[Raw records]

<<<<

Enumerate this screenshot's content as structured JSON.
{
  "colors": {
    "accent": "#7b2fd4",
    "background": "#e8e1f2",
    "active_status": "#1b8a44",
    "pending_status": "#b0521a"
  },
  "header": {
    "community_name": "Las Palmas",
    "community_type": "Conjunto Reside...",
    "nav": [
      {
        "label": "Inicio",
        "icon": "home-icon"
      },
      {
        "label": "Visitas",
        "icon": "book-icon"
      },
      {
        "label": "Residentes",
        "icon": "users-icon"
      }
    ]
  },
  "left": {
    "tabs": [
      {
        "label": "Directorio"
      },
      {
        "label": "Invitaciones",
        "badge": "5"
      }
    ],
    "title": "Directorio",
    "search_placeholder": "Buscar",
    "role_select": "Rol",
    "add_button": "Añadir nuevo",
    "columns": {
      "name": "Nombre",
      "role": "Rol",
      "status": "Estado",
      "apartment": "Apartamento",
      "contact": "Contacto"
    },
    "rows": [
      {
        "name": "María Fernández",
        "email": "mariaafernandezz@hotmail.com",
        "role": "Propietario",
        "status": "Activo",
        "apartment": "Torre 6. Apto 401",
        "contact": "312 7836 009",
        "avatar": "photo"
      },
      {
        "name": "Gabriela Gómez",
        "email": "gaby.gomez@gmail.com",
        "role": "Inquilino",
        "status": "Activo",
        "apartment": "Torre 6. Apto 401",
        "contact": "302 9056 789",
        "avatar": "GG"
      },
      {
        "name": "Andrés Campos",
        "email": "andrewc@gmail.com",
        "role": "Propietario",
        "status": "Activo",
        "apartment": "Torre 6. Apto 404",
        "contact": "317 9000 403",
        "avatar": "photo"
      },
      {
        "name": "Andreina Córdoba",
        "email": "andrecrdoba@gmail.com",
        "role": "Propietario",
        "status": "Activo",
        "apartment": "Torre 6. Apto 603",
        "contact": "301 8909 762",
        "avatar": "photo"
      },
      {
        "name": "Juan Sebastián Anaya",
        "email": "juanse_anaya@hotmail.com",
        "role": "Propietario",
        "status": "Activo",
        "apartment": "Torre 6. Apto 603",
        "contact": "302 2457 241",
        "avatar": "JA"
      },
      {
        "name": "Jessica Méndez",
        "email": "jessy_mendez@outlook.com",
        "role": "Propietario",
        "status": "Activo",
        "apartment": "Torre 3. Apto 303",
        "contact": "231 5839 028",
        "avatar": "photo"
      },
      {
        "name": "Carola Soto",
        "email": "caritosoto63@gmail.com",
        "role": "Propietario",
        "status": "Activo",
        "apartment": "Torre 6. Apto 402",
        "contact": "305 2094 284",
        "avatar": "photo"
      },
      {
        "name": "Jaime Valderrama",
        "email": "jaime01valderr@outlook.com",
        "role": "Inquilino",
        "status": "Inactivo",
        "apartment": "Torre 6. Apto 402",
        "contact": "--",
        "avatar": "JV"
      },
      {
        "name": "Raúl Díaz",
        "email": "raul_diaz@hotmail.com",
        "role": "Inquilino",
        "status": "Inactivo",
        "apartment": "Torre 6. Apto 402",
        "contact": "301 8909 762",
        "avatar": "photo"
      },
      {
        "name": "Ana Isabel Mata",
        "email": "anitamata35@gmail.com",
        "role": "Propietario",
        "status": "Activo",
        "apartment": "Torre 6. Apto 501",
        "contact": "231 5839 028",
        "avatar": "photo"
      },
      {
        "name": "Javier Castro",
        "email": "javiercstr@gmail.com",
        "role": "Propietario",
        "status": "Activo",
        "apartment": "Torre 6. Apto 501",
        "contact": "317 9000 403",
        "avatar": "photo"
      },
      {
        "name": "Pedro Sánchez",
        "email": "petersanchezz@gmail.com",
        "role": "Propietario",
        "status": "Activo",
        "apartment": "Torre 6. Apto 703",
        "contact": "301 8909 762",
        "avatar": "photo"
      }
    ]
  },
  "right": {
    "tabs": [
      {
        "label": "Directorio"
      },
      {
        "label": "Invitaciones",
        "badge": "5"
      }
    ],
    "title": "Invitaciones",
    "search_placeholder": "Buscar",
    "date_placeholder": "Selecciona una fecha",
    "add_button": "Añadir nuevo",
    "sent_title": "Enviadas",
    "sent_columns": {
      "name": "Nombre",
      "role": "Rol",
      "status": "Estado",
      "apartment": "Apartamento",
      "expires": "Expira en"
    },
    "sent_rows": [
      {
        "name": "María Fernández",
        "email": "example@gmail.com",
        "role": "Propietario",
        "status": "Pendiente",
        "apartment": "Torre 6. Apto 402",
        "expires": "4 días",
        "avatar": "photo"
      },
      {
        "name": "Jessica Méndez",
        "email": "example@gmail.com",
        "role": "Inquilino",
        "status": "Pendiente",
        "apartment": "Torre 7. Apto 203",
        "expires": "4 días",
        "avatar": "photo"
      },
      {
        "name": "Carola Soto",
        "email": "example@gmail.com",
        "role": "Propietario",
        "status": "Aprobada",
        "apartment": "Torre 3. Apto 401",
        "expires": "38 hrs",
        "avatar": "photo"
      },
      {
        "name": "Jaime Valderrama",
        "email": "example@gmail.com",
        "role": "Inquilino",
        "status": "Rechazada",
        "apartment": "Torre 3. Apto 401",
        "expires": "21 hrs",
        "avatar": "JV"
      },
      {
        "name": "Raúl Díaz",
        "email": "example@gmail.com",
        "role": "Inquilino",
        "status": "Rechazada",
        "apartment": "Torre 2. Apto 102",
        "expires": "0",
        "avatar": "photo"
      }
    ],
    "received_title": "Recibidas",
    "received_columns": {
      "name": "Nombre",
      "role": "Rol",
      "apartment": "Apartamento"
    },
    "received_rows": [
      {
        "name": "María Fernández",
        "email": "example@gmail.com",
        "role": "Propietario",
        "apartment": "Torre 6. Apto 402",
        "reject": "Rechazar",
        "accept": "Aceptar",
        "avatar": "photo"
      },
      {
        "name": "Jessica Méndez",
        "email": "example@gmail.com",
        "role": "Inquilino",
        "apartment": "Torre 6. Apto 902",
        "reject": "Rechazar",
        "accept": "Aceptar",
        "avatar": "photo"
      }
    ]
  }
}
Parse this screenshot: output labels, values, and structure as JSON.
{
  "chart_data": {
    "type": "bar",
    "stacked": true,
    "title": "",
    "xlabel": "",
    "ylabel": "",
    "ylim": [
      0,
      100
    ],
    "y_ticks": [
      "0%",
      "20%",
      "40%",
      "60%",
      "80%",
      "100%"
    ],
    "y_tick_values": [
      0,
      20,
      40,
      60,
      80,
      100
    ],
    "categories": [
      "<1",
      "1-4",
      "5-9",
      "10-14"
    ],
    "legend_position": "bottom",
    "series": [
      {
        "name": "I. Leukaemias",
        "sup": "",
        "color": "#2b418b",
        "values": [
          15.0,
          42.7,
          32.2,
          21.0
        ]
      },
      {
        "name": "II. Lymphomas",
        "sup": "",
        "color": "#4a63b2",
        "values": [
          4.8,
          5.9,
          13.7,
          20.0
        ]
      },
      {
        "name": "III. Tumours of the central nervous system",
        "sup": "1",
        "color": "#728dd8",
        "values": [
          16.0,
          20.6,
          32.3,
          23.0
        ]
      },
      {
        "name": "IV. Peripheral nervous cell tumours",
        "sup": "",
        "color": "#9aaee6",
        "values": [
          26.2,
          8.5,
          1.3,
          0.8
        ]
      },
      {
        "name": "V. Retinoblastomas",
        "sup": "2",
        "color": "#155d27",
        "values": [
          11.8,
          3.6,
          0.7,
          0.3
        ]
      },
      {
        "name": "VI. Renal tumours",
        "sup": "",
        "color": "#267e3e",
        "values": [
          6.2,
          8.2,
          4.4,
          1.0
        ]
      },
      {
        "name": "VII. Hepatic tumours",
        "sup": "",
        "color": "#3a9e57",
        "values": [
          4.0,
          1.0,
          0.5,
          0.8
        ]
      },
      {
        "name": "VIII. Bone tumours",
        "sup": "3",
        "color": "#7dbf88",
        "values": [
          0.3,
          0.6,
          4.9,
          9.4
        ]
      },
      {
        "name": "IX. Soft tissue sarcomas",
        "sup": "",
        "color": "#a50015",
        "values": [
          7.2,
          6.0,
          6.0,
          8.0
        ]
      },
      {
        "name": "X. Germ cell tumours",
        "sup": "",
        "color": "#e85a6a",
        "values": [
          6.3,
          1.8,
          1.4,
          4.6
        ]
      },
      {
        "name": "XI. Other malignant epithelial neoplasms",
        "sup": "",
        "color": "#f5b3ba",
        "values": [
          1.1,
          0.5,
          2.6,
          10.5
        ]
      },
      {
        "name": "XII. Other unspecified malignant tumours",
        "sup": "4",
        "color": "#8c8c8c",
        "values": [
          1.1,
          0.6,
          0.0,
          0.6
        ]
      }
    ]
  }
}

>>>>

[Task to complete] In the data above, count the lines where the word "icon" appears; reply with the number only.

[Completed task] 3